**WORK TO BE COMPLETED**
Using the entries that follow, count the lines containing the word "coord" and give that number by itself.
### SOURCE MATERIAL ###
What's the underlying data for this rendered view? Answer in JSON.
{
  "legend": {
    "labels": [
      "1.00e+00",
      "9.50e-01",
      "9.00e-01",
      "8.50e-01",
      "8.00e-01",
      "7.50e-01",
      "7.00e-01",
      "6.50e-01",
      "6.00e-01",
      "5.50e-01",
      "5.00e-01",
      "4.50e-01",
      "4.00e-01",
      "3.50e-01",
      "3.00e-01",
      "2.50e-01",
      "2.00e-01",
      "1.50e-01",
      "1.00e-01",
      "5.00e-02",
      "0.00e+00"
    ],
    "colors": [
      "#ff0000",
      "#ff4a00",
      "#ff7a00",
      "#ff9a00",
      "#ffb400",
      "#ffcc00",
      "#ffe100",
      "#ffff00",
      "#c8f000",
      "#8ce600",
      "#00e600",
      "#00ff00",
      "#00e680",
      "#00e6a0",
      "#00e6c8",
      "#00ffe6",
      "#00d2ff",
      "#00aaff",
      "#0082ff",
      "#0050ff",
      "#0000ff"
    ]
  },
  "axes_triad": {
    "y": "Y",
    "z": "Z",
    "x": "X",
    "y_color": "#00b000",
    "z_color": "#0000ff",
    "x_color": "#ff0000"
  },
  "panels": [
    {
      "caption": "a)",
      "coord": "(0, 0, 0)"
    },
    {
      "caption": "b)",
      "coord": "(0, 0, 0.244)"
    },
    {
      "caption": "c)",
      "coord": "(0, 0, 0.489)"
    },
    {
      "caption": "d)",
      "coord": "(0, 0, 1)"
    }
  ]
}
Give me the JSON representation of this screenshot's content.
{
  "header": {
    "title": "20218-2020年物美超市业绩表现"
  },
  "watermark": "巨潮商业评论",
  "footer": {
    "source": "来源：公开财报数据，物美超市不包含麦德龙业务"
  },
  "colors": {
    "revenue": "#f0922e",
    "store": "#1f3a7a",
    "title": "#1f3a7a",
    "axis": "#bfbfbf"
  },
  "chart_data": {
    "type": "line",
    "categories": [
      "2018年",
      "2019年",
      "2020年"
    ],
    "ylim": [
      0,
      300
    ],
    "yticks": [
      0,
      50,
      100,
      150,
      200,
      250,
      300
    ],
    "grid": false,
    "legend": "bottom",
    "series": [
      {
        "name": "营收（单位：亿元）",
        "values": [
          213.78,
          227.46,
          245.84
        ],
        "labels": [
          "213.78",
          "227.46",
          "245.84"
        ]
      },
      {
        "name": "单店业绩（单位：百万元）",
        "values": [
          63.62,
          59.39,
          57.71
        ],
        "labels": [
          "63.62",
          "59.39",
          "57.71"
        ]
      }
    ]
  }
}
###
**THE REPLY**
4